--- START Stored records ---

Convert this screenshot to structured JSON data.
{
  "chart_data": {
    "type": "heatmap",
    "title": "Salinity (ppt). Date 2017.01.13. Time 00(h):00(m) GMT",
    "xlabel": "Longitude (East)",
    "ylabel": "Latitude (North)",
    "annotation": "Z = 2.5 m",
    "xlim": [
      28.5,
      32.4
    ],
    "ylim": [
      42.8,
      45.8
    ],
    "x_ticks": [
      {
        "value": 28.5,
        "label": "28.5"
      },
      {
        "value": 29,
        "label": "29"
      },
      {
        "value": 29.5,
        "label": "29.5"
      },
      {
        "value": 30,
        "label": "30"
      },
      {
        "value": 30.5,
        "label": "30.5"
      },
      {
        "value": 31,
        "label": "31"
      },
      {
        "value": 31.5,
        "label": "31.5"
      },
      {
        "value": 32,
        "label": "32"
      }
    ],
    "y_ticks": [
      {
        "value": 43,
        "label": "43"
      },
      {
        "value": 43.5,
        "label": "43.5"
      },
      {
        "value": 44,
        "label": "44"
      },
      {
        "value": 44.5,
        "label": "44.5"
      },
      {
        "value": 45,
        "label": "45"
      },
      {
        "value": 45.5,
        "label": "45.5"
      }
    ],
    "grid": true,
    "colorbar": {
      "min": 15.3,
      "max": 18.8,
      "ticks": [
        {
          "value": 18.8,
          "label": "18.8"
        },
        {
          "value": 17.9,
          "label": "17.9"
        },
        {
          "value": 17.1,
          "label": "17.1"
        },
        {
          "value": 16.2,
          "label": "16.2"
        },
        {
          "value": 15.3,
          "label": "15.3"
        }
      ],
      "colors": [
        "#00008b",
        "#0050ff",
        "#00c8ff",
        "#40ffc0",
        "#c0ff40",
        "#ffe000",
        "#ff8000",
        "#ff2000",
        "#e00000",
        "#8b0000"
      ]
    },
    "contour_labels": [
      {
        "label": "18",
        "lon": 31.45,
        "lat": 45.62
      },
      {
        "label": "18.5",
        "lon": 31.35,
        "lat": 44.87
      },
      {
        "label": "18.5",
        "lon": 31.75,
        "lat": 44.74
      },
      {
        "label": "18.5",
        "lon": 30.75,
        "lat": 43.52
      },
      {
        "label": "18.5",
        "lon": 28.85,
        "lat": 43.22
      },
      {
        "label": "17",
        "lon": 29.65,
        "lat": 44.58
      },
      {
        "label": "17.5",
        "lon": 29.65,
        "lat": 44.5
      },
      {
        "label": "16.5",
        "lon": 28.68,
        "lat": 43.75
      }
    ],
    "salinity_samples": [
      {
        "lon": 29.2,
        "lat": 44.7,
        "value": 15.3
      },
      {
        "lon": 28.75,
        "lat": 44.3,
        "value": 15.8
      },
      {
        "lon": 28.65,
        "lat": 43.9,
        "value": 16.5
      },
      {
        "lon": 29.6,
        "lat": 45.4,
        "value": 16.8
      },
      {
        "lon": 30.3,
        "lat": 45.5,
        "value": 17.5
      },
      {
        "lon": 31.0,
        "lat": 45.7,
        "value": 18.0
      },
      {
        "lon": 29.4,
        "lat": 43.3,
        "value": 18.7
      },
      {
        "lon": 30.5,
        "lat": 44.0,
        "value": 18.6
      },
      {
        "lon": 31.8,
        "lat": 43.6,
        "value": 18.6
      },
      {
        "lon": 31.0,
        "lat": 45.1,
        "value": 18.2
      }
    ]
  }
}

--- END Stored records ---

Make an exact copy of every line in the data.

Convert this screenshot to structured JSON data.
{
  "chart_data": {
    "type": "heatmap",
    "title": "Salinity (ppt). Date 2017.01.13. Time 00(h):00(m) GMT",
    "xlabel": "Longitude (East)",
    "ylabel": "Latitude (North)",
    "annotation": "Z = 2.5 m",
    "xlim": [
      28.5,
      32.4
    ],
    "ylim": [
      42.8,
      45.8
    ],
    "x_ticks": [
      {
        "value": 28.5,
        "label": "28.5"
      },
      {
        "value": 29,
        "label": "29"
      },
      {
        "value": 29.5,
        "label": "29.5"
      },
      {
        "value": 30,
        "label": "30"
      },
      {
        "value": 30.5,
        "label": "30.5"
      },
      {
        "value": 31,
        "label": "31"
      },
      {
        "value": 31.5,
        "label": "31.5"
      },
      {
        "value": 32,
        "label": "32"
      }
    ],
    "y_ticks": [
      {
        "value": 43,
        "label": "43"
      },
      {
        "value": 43.5,
        "label": "43.5"
      },
      {
        "value": 44,
        "label": "44"
      },
      {
        "value": 44.5,
        "label": "44.5"
      },
      {
        "value": 45,
        "label": "45"
      },
      {
        "value": 45.5,
        "label": "45.5"
      }
    ],
    "grid": true,
    "colorbar": {
      "min": 15.3,
      "max": 18.8,
      "ticks": [
        {
          "value": 18.8,
          "label": "18.8"
        },
        {
          "value": 17.9,
          "label": "17.9"
        },
        {
          "value": 17.1,
          "label": "17.1"
        },
        {
          "value": 16.2,
          "label": "16.2"
        },
        {
          "value": 15.3,
          "label": "15.3"
        }
      ],
      "colors": [
        "#00008b",
        "#0050ff",
        "#00c8ff",
        "#40ffc0",
        "#c0ff40",
        "#ffe000",
        "#ff8000",
        "#ff2000",
        "#e00000",
        "#8b0000"
      ]
    },
    "contour_labels": [
      {
        "label": "18",
        "lon": 31.45,
        "lat": 45.62
      },
      {
        "label": "18.5",
        "lon": 31.35,
        "lat": 44.87
      },
      {
        "label": "18.5",
        "lon": 31.75,
        "lat": 44.74
      },
      {
        "label": "18.5",
        "lon": 30.75,
        "lat": 43.52
      },
      {
        "label": "18.5",
        "lon": 28.85,
        "lat": 43.22
      },
      {
        "label": "17",
        "lon": 29.65,
        "lat": 44.58
      },
      {
        "label": "17.5",
        "lon": 29.65,
        "lat": 44.5
      },
      {
        "label": "16.5",
        "lon": 28.68,
        "lat": 43.75
      }
    ],
    "salinity_samples": [
      {
        "lon": 29.2,
        "lat": 44.7,
        "value": 15.3
      },
      {
        "lon": 28.75,
        "lat": 44.3,
        "value": 15.8
      },
      {
        "lon": 28.65,
        "lat": 43.9,
        "value": 16.5
      },
      {
        "lon": 29.6,
        "lat": 45.4,
        "value": 16.8
      },
      {
        "lon": 30.3,
        "lat": 45.5,
        "value": 17.5
      },
      {
        "lon": 31.0,
        "lat": 45.7,
        "value": 18.0
      },
      {
        "lon": 29.4,
        "lat": 43.3,
        "value": 18.7
      },
      {
        "lon": 30.5,
        "lat": 44.0,
        "value": 18.6
      },
      {
        "lon": 31.8,
        "lat": 43.6,
        "value": 18.6
      },
      {
        "lon": 31.0,
        "lat": 45.1,
        "value": 18.2
      }
    ]
  }
}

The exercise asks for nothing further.